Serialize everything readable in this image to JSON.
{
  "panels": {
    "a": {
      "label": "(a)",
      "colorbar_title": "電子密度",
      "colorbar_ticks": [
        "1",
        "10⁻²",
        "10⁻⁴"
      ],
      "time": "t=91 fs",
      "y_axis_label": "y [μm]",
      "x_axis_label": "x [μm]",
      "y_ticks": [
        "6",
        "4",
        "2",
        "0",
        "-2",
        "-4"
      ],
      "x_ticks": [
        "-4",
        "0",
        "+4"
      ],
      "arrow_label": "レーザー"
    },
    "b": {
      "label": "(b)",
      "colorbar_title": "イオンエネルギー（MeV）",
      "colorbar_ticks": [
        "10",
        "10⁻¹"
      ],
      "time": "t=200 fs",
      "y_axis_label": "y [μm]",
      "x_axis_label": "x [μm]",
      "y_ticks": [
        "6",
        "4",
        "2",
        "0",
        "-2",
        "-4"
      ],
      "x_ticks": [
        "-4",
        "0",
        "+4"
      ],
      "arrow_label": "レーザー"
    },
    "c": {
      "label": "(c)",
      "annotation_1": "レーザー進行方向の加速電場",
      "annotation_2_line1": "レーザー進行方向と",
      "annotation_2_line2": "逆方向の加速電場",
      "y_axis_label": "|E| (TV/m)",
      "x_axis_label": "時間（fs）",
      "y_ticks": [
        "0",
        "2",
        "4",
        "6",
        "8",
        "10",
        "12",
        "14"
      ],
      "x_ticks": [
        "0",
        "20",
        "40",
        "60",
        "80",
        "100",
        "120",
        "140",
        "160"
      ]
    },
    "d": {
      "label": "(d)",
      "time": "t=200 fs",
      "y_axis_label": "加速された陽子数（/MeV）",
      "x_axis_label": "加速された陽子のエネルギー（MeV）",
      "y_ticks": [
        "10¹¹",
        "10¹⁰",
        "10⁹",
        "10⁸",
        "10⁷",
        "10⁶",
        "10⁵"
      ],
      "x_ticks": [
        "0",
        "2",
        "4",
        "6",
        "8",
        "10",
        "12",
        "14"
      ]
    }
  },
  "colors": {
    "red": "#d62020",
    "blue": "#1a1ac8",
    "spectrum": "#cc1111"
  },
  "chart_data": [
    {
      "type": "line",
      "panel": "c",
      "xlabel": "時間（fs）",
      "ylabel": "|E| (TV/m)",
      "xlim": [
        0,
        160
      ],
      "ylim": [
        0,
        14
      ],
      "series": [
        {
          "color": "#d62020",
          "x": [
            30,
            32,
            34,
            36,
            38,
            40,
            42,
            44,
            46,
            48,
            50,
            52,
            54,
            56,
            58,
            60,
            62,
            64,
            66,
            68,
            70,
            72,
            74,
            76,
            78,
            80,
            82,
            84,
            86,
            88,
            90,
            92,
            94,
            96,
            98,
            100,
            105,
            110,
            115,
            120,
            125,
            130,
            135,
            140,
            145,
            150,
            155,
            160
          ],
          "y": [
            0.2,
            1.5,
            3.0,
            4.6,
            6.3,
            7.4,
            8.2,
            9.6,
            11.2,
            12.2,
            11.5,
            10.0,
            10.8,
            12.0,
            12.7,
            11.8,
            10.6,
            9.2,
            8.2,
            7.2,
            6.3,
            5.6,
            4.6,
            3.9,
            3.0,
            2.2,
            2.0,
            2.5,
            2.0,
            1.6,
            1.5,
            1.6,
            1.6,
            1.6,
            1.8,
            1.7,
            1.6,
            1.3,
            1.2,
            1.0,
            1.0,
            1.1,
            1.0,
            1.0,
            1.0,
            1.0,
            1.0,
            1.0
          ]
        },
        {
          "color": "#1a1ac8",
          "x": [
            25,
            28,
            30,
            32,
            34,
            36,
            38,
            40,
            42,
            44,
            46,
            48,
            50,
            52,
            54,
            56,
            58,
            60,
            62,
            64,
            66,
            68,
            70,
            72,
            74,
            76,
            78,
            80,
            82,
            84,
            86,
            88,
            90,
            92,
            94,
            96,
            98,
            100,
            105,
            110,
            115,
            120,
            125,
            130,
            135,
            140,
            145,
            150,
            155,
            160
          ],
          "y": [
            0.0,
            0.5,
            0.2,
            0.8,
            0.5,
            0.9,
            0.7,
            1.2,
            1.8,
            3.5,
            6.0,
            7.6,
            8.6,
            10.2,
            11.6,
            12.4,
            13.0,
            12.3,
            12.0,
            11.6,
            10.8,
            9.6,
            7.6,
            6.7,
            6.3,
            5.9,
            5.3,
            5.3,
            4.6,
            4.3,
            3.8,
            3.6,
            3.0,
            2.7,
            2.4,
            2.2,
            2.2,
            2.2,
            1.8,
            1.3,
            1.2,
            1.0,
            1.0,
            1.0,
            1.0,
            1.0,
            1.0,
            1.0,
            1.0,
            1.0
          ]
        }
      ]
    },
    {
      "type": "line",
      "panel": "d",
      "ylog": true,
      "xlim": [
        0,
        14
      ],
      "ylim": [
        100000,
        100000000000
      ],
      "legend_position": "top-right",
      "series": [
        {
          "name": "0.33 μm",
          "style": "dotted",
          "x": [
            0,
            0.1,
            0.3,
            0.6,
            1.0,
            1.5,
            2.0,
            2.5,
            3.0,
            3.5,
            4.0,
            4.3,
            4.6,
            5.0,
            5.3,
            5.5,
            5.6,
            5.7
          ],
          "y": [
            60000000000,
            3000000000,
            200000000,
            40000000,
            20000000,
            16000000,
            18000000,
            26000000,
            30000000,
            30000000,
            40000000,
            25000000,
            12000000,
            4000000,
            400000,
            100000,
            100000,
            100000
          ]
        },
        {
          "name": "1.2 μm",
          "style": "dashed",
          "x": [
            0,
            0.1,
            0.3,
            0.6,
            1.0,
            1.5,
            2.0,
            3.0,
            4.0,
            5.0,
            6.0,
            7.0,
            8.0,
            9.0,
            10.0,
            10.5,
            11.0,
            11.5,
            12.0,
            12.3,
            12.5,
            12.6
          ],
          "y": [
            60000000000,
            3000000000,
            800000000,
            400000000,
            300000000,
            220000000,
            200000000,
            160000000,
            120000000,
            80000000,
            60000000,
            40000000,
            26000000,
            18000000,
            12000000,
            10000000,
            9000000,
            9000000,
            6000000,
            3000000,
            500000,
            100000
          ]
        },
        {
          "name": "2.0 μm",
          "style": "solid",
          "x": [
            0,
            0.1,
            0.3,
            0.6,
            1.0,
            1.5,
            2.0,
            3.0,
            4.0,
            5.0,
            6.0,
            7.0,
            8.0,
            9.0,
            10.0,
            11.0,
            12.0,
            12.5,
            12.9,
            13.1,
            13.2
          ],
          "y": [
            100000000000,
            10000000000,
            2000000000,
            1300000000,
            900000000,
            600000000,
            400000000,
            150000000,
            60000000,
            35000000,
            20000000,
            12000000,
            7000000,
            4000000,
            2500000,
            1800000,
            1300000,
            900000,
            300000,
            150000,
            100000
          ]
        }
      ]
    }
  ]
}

____

— PROBLEM DESCRIPTION —
All of the entries above must be quoted exactly.

— TASK RESPONSE —
Serialize everything readable in this image to JSON.
{
  "panels": {
    "a": {
      "label": "(a)",
      "colorbar_title": "電子密度",
      "colorbar_ticks": [
        "1",
        "10⁻²",
        "10⁻⁴"
      ],
      "time": "t=91 fs",
      "y_axis_label": "y [μm]",
      "x_axis_label": "x [μm]",
      "y_ticks": [
        "6",
        "4",
        "2",
        "0",
        "-2",
        "-4"
      ],
      "x_ticks": [
        "-4",
        "0",
        "+4"
      ],
      "arrow_label": "レーザー"
    },
    "b": {
      "label": "(b)",
      "colorbar_title": "イオンエネルギー（MeV）",
      "colorbar_ticks": [
        "10",
        "10⁻¹"
      ],
      "time": "t=200 fs",
      "y_axis_label": "y [μm]",
      "x_axis_label": "x [μm]",
      "y_ticks": [
        "6",
        "4",
        "2",
        "0",
        "-2",
        "-4"
      ],
      "x_ticks": [
        "-4",
        "0",
        "+4"
      ],
      "arrow_label": "レーザー"
    },
    "c": {
      "label": "(c)",
      "annotation_1": "レーザー進行方向の加速電場",
      "annotation_2_line1": "レーザー進行方向と",
      "annotation_2_line2": "逆方向の加速電場",
      "y_axis_label": "|E| (TV/m)",
      "x_axis_label": "時間（fs）",
      "y_ticks": [
        "0",
        "2",
        "4",
        "6",
        "8",
        "10",
        "12",
        "14"
      ],
      "x_ticks": [
        "0",
        "20",
        "40",
        "60",
        "80",
        "100",
        "120",
        "140",
        "160"
      ]
    },
    "d": {
      "label": "(d)",
      "time": "t=200 fs",
      "y_axis_label": "加速された陽子数（/MeV）",
      "x_axis_label": "加速された陽子のエネルギー（MeV）",
      "y_ticks": [
        "10¹¹",
        "10¹⁰",
        "10⁹",
        "10⁸",
        "10⁷",
        "10⁶",
        "10⁵"
      ],
      "x_ticks": [
        "0",
        "2",
        "4",
        "6",
        "8",
        "10",
        "12",
        "14"
      ]
    }
  },
  "colors": {
    "red": "#d62020",
    "blue": "#1a1ac8",
    "spectrum": "#cc1111"
  },
  "chart_data": [
    {
      "type": "line",
      "panel": "c",
      "xlabel": "時間（fs）",
      "ylabel": "|E| (TV/m)",
      "xlim": [
        0,
        160
      ],
      "ylim": [
        0,
        14
      ],
      "series": [
        {
          "color": "#d62020",
          "x": [
            30,
            32,
            34,
            36,
            38,
            40,
            42,
            44,
            46,
            48,
            50,
            52,
            54,
            56,
            58,
            60,
            62,
            64,
            66,
            68,
            70,
            72,
            74,
            76,
            78,
            80,
            82,
            84,
            86,
            88,
            90,
            92,
            94,
            96,
            98,
            100,
            105,
            110,
            115,
            120,
            125,
            130,
            135,
            140,
            145,
            150,
            155,
            160
          ],
          "y": [
            0.2,
            1.5,
            3.0,
            4.6,
            6.3,
            7.4,
            8.2,
            9.6,
            11.2,
            12.2,
            11.5,
            10.0,
            10.8,
            12.0,
            12.7,
            11.8,
            10.6,
            9.2,
            8.2,
            7.2,
            6.3,
            5.6,
            4.6,
            3.9,
            3.0,
            2.2,
            2.0,
            2.5,
            2.0,
            1.6,
            1.5,
            1.6,
            1.6,
            1.6,
            1.8,
            1.7,
            1.6,
            1.3,
            1.2,
            1.0,
            1.0,
            1.1,
            1.0,
            1.0,
            1.0,
            1.0,
            1.0,
            1.0
          ]
        },
        {
          "color": "#1a1ac8",
          "x": [
            25,
            28,
            30,
            32,
            34,
            36,
            38,
            40,
            42,
            44,
            46,
            48,
            50,
            52,
            54,
            56,
            58,
            60,
            62,
            64,
            66,
            68,
            70,
            72,
            74,
            76,
            78,
            80,
            82,
            84,
            86,
            88,
            90,
            92,
            94,
            96,
            98,
            100,
            105,
            110,
            115,
            120,
            125,
            130,
            135,
            140,
            145,
            150,
            155,
            160
          ],
          "y": [
            0.0,
            0.5,
            0.2,
            0.8,
            0.5,
            0.9,
            0.7,
            1.2,
            1.8,
            3.5,
            6.0,
            7.6,
            8.6,
            10.2,
            11.6,
            12.4,
            13.0,
            12.3,
            12.0,
            11.6,
            10.8,
            9.6,
            7.6,
            6.7,
            6.3,
            5.9,
            5.3,
            5.3,
            4.6,
            4.3,
            3.8,
            3.6,
            3.0,
            2.7,
            2.4,
            2.2,
            2.2,
            2.2,
            1.8,
            1.3,
            1.2,
            1.0,
            1.0,
            1.0,
            1.0,
            1.0,
            1.0,
            1.0,
            1.0,
            1.0
          ]
        }
      ]
    },
    {
      "type": "line",
      "panel": "d",
      "ylog": true,
      "xlim": [
        0,
        14
      ],
      "ylim": [
        100000,
        100000000000
      ],
      "legend_position": "top-right",
      "series": [
        {
          "name": "0.33 μm",
          "style": "dotted",
          "x": [
            0,
            0.1,
            0.3,
            0.6,
            1.0,
            1.5,
            2.0,
            2.5,
            3.0,
            3.5,
            4.0,
            4.3,
            4.6,
            5.0,
            5.3,
            5.5,
            5.6,
            5.7
          ],
          "y": [
            60000000000,
            3000000000,
            200000000,
            40000000,
            20000000,
            16000000,
            18000000,
            26000000,
            30000000,
            30000000,
            40000000,
            25000000,
            12000000,
            4000000,
            400000,
            100000,
            100000,
            100000
          ]
        },
        {
          "name": "1.2 μm",
          "style": "dashed",
          "x": [
            0,
            0.1,
            0.3,
            0.6,
            1.0,
            1.5,
            2.0,
            3.0,
            4.0,
            5.0,
            6.0,
            7.0,
            8.0,
            9.0,
            10.0,
            10.5,
            11.0,
            11.5,
            12.0,
            12.3,
            12.5,
            12.6
          ],
          "y": [
            60000000000,
            3000000000,
            800000000,
            400000000,
            300000000,
            220000000,
            200000000,
            160000000,
            120000000,
            80000000,
            60000000,
            40000000,
            26000000,
            18000000,
            12000000,
            10000000,
            9000000,
            9000000,
            6000000,
            3000000,
            500000,
            100000
          ]
        },
        {
          "name": "2.0 μm",
          "style": "solid",
          "x": [
            0,
            0.1,
            0.3,
            0.6,
            1.0,
            1.5,
            2.0,
            3.0,
            4.0,
            5.0,
            6.0,
            7.0,
            8.0,
            9.0,
            10.0,
            11.0,
            12.0,
            12.5,
            12.9,
            13.1,
            13.2
          ],
          "y": [
            100000000000,
            10000000000,
            2000000000,
            1300000000,
            900000000,
            600000000,
            400000000,
            150000000,
            60000000,
            35000000,
            20000000,
            12000000,
            7000000,
            4000000,
            2500000,
            1800000,
            1300000,
            900000,
            300000,
            150000,
            100000
          ]
        }
      ]
    }
  ]
}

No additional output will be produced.